# [PROMPT]
All of the records listed below should be retyped exactly.

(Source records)
>> BEGIN
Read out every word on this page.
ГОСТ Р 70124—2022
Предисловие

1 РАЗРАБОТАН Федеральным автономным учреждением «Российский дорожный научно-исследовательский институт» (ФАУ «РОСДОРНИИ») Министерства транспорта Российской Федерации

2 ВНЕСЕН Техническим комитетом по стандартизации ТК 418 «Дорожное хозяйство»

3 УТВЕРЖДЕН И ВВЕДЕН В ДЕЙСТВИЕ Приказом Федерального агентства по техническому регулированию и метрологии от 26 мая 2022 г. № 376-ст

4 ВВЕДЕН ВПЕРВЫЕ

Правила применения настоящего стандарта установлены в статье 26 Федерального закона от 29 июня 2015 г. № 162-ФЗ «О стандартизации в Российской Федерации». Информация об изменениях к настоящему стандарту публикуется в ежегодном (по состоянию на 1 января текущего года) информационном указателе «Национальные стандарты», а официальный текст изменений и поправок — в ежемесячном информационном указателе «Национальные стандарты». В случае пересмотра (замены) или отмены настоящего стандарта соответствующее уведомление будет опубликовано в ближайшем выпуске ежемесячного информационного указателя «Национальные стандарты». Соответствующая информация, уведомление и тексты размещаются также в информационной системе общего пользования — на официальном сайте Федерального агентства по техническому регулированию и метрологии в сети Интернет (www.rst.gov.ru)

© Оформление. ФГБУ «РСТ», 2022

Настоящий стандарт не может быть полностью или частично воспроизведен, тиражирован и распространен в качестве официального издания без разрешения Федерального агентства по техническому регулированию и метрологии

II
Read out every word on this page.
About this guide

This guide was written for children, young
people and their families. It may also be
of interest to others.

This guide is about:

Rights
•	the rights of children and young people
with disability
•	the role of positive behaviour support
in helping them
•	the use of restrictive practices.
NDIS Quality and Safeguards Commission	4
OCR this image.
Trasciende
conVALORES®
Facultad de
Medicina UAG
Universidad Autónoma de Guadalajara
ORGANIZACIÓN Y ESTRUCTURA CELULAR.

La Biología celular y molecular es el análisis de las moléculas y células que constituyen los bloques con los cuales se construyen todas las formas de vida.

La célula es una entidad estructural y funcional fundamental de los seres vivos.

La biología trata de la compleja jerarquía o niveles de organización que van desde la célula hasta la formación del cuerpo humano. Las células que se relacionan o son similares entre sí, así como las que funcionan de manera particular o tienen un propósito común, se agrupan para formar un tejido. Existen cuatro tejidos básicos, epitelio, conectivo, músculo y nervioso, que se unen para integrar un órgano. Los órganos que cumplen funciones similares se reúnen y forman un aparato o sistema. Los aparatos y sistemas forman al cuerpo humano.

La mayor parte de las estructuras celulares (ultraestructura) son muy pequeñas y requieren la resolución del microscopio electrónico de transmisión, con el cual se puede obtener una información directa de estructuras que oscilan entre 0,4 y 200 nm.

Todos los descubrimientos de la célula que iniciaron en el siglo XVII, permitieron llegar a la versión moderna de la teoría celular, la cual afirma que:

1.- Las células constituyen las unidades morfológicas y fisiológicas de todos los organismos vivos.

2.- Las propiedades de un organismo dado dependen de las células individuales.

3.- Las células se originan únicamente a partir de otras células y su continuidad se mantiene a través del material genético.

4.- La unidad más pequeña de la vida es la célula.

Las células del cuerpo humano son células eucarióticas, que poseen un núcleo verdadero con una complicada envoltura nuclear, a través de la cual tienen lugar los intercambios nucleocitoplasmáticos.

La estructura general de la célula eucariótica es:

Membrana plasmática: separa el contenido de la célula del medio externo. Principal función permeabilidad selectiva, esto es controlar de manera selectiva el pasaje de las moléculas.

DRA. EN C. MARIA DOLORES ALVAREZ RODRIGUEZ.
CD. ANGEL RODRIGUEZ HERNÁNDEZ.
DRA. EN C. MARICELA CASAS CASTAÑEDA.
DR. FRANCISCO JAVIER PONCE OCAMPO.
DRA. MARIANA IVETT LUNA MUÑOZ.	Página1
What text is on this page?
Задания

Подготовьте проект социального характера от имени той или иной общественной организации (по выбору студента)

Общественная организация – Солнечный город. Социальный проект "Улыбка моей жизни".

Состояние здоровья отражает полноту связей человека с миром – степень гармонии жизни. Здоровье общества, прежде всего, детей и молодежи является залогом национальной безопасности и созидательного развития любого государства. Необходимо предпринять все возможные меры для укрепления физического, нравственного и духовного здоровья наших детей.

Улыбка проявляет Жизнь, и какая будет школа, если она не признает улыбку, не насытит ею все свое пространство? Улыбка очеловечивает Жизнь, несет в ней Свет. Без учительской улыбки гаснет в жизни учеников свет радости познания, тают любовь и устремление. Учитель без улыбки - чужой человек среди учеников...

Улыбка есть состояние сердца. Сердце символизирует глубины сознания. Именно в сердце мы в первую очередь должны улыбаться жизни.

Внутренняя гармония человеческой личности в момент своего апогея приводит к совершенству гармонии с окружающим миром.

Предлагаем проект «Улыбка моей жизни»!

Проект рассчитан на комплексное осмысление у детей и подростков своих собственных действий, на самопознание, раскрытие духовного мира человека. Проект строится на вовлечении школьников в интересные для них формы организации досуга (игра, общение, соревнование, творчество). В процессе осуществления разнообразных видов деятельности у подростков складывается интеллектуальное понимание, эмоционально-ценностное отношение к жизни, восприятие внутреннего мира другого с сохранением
>> END
# [ANSWER TO THE PROBLEM]
Read out every word on this page.
ГОСТ Р 70124—2022
Предисловие

1 РАЗРАБОТАН Федеральным автономным учреждением «Российский дорожный научно-исследовательский институт» (ФАУ «РОСДОРНИИ») Министерства транспорта Российской Федерации

2 ВНЕСЕН Техническим комитетом по стандартизации ТК 418 «Дорожное хозяйство»

3 УТВЕРЖДЕН И ВВЕДЕН В ДЕЙСТВИЕ Приказом Федерального агентства по техническому регулированию и метрологии от 26 мая 2022 г. № 376-ст

4 ВВЕДЕН ВПЕРВЫЕ

Правила применения настоящего стандарта установлены в статье 26 Федерального закона от 29 июня 2015 г. № 162-ФЗ «О стандартизации в Российской Федерации». Информация об изменениях к настоящему стандарту публикуется в ежегодном (по состоянию на 1 января текущего года) информационном указателе «Национальные стандарты», а официальный текст изменений и поправок — в ежемесячном информационном указателе «Национальные стандарты». В случае пересмотра (замены) или отмены настоящего стандарта соответствующее уведомление будет опубликовано в ближайшем выпуске ежемесячного информационного указателя «Национальные стандарты». Соответствующая информация, уведомление и тексты размещаются также в информационной системе общего пользования — на официальном сайте Федерального агентства по техническому регулированию и метрологии в сети Интернет (www.rst.gov.ru)

© Оформление. ФГБУ «РСТ», 2022

Настоящий стандарт не может быть полностью или частично воспроизведен, тиражирован и распространен в качестве официального издания без разрешения Федерального агентства по техническому регулированию и метрологии

II
Read out every word on this page.
About this guide

This guide was written for children, young
people and their families. It may also be
of interest to others.

This guide is about:

Rights
•	the rights of children and young people
with disability
•	the role of positive behaviour support
in helping them
•	the use of restrictive practices.
NDIS Quality and Safeguards Commission	4
OCR this image.
Trasciende
conVALORES®
Facultad de
Medicina UAG
Universidad Autónoma de Guadalajara
ORGANIZACIÓN Y ESTRUCTURA CELULAR.

La Biología celular y molecular es el análisis de las moléculas y células que constituyen los bloques con los cuales se construyen todas las formas de vida.

La célula es una entidad estructural y funcional fundamental de los seres vivos.

La biología trata de la compleja jerarquía o niveles de organización que van desde la célula hasta la formación del cuerpo humano. Las células que se relacionan o son similares entre sí, así como las que funcionan de manera particular o tienen un propósito común, se agrupan para formar un tejido. Existen cuatro tejidos básicos, epitelio, conectivo, músculo y nervioso, que se unen para integrar un órgano. Los órganos que cumplen funciones similares se reúnen y forman un aparato o sistema. Los aparatos y sistemas forman al cuerpo humano.

La mayor parte de las estructuras celulares (ultraestructura) son muy pequeñas y requieren la resolución del microscopio electrónico de transmisión, con el cual se puede obtener una información directa de estructuras que oscilan entre 0,4 y 200 nm.

Todos los descubrimientos de la célula que iniciaron en el siglo XVII, permitieron llegar a la versión moderna de la teoría celular, la cual afirma que:

1.- Las células constituyen las unidades morfológicas y fisiológicas de todos los organismos vivos.

2.- Las propiedades de un organismo dado dependen de las células individuales.

3.- Las células se originan únicamente a partir de otras células y su continuidad se mantiene a través del material genético.

4.- La unidad más pequeña de la vida es la célula.

Las células del cuerpo humano son células eucarióticas, que poseen un núcleo verdadero con una complicada envoltura nuclear, a través de la cual tienen lugar los intercambios nucleocitoplasmáticos.

La estructura general de la célula eucariótica es:

Membrana plasmática: separa el contenido de la célula del medio externo. Principal función permeabilidad selectiva, esto es controlar de manera selectiva el pasaje de las moléculas.

DRA. EN C. MARIA DOLORES ALVAREZ RODRIGUEZ.
CD. ANGEL RODRIGUEZ HERNÁNDEZ.
DRA. EN C. MARICELA CASAS CASTAÑEDA.
DR. FRANCISCO JAVIER PONCE OCAMPO.
DRA. MARIANA IVETT LUNA MUÑOZ.	Página1
What text is on this page?
Задания

Подготовьте проект социального характера от имени той или иной общественной организации (по выбору студента)

Общественная организация – Солнечный город. Социальный проект "Улыбка моей жизни".

Состояние здоровья отражает полноту связей человека с миром – степень гармонии жизни. Здоровье общества, прежде всего, детей и молодежи является залогом национальной безопасности и созидательного развития любого государства. Необходимо предпринять все возможные меры для укрепления физического, нравственного и духовного здоровья наших детей.

Улыбка проявляет Жизнь, и какая будет школа, если она не признает улыбку, не насытит ею все свое пространство? Улыбка очеловечивает Жизнь, несет в ней Свет. Без учительской улыбки гаснет в жизни учеников свет радости познания, тают любовь и устремление. Учитель без улыбки - чужой человек среди учеников...

Улыбка есть состояние сердца. Сердце символизирует глубины сознания. Именно в сердце мы в первую очередь должны улыбаться жизни.

Внутренняя гармония человеческой личности в момент своего апогея приводит к совершенству гармонии с окружающим миром.

Предлагаем проект «Улыбка моей жизни»!

Проект рассчитан на комплексное осмысление у детей и подростков своих собственных действий, на самопознание, раскрытие духовного мира человека. Проект строится на вовлечении школьников в интересные для них формы организации досуга (игра, общение, соревнование, творчество). В процессе осуществления разнообразных видов деятельности у подростков складывается интеллектуальное понимание, эмоционально-ценностное отношение к жизни, восприятие внутреннего мира другого с сохранением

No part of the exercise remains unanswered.